*What the exercise asks*. Copy the lines below word for word, starting with the line that contains "Patent image size: (867, 578)." and going on through the line that contains "The cylindrical portion 21b is at (258, 374).", with both of those lines included.

#### Given records ####

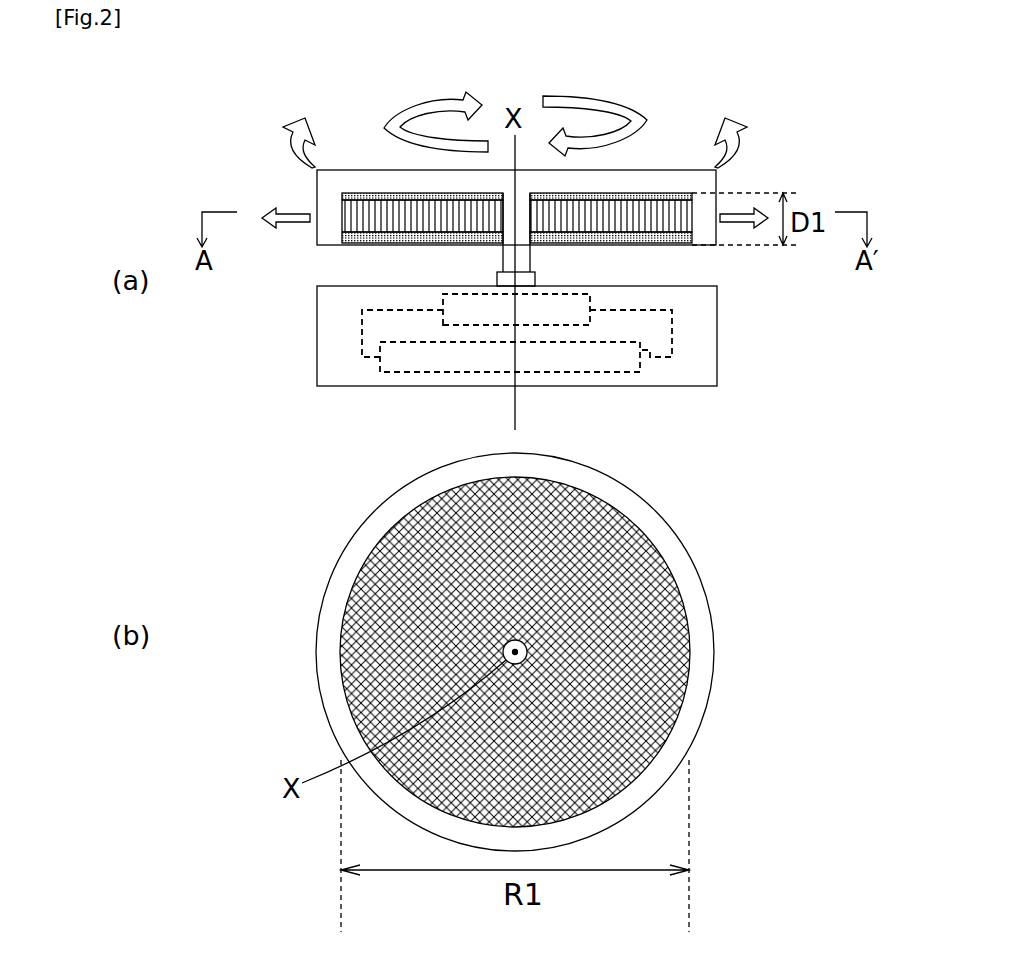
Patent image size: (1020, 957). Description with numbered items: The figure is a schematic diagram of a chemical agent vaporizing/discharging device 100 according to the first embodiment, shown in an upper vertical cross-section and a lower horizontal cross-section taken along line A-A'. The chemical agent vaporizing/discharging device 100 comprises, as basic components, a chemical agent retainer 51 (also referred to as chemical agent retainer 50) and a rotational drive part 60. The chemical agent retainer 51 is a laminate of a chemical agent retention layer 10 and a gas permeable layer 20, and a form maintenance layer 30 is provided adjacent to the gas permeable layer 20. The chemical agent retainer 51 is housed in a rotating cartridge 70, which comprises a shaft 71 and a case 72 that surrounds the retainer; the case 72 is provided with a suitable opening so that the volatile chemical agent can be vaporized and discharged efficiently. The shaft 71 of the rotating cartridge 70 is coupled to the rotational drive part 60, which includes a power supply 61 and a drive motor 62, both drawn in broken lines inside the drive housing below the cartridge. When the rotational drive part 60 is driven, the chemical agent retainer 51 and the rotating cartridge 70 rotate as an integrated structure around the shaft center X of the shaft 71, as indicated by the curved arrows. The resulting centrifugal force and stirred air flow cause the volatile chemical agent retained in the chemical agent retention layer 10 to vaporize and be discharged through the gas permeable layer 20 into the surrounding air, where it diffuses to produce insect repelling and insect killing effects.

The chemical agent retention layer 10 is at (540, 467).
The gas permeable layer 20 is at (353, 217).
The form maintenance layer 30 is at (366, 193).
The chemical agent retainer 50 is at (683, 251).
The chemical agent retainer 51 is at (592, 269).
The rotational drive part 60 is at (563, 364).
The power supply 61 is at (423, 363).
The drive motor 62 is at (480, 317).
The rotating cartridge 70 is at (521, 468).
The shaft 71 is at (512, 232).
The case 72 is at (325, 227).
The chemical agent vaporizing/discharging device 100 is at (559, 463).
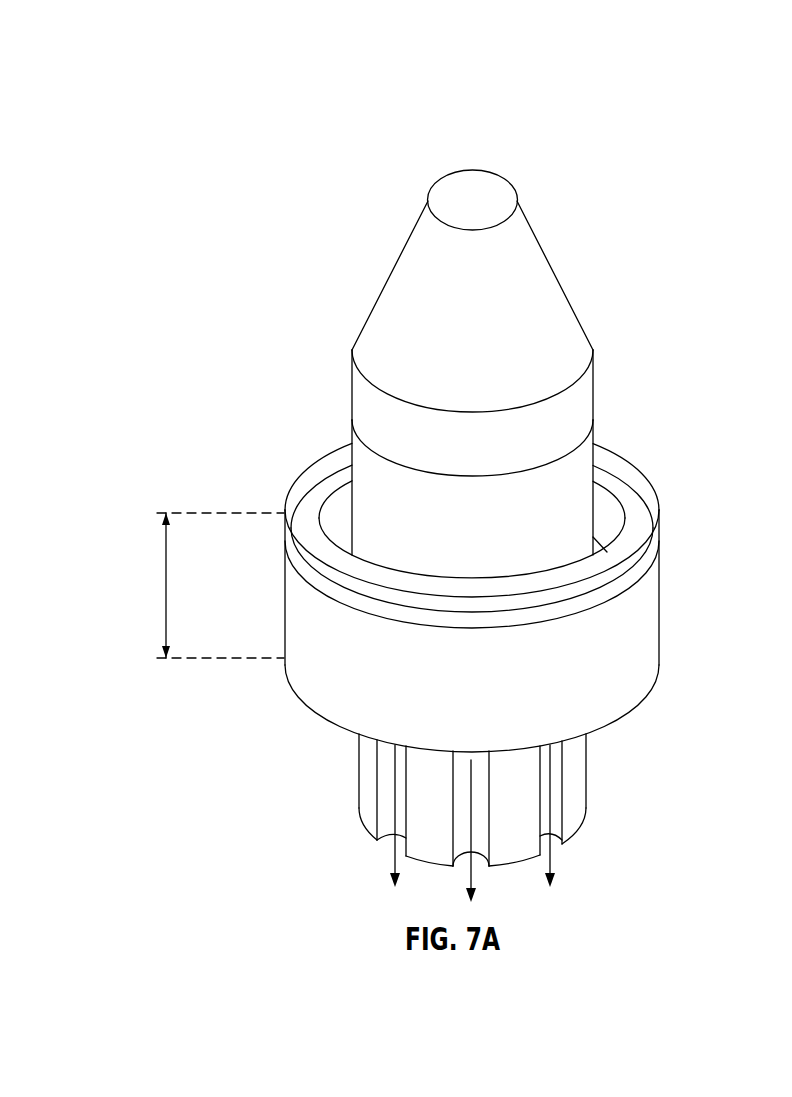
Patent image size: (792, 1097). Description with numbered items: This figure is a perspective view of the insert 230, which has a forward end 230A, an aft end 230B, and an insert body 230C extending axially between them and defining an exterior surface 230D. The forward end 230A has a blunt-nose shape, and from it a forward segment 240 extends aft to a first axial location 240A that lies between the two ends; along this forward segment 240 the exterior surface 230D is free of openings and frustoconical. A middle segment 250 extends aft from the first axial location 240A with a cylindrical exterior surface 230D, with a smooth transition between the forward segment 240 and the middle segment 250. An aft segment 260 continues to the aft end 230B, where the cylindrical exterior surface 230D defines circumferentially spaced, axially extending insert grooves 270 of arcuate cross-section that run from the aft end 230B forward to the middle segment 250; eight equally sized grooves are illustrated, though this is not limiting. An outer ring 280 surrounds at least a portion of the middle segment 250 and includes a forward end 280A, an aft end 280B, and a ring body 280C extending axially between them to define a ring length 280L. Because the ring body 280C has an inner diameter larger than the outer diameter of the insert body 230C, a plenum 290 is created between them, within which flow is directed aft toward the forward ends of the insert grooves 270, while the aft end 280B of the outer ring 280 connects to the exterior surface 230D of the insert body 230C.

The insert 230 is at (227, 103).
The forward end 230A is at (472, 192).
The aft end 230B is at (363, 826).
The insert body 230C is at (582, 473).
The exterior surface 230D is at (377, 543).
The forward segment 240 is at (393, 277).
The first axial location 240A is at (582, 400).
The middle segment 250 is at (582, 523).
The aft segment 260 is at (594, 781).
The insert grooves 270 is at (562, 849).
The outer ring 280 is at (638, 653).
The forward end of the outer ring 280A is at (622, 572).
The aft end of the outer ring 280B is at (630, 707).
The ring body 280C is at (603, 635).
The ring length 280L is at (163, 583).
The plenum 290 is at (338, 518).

####
#### Given records ####

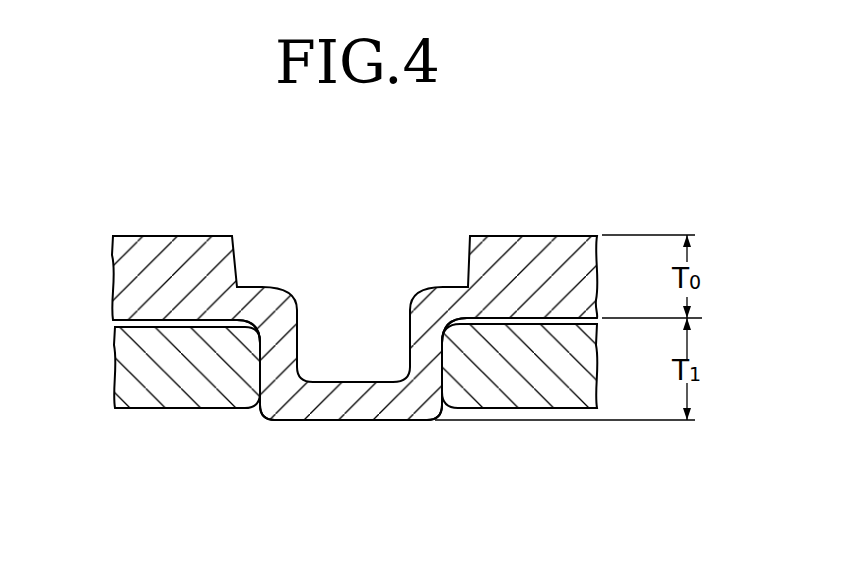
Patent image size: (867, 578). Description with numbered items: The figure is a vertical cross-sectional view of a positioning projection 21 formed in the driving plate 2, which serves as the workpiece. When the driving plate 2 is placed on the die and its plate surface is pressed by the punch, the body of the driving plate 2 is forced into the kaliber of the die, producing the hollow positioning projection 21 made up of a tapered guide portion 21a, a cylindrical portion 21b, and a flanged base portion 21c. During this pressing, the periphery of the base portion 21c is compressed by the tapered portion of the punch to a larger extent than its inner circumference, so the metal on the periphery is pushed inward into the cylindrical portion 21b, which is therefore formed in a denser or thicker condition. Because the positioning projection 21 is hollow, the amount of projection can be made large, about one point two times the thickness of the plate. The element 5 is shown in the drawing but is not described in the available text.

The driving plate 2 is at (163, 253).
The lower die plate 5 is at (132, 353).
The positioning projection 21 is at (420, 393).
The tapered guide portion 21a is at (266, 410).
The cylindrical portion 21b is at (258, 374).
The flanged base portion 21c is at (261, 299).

####

*Solution to this exercise*.
Patent image size: (867, 578). Description with numbered items: The figure is a vertical cross-sectional view of a positioning projection 21 formed in the driving plate 2, which serves as the workpiece. When the driving plate 2 is placed on the die and its plate surface is pressed by the punch, the body of the driving plate 2 is forced into the kaliber of the die, producing the hollow positioning projection 21 made up of a tapered guide portion 21a, a cylindrical portion 21b, and a flanged base portion 21c. During this pressing, the periphery of the base portion 21c is compressed by the tapered portion of the punch to a larger extent than its inner circumference, so the metal on the periphery is pushed inward into the cylindrical portion 21b, which is therefore formed in a denser or thicker condition. Because the positioning projection 21 is hollow, the amount of projection can be made large, about one point two times the thickness of the plate. The element 5 is shown in the drawing but is not described in the available text.

The driving plate 2 is at (163, 253).
The lower die plate 5 is at (132, 353).
The positioning projection 21 is at (420, 393).
The tapered guide portion 21a is at (266, 410).
The cylindrical portion 21b is at (258, 374).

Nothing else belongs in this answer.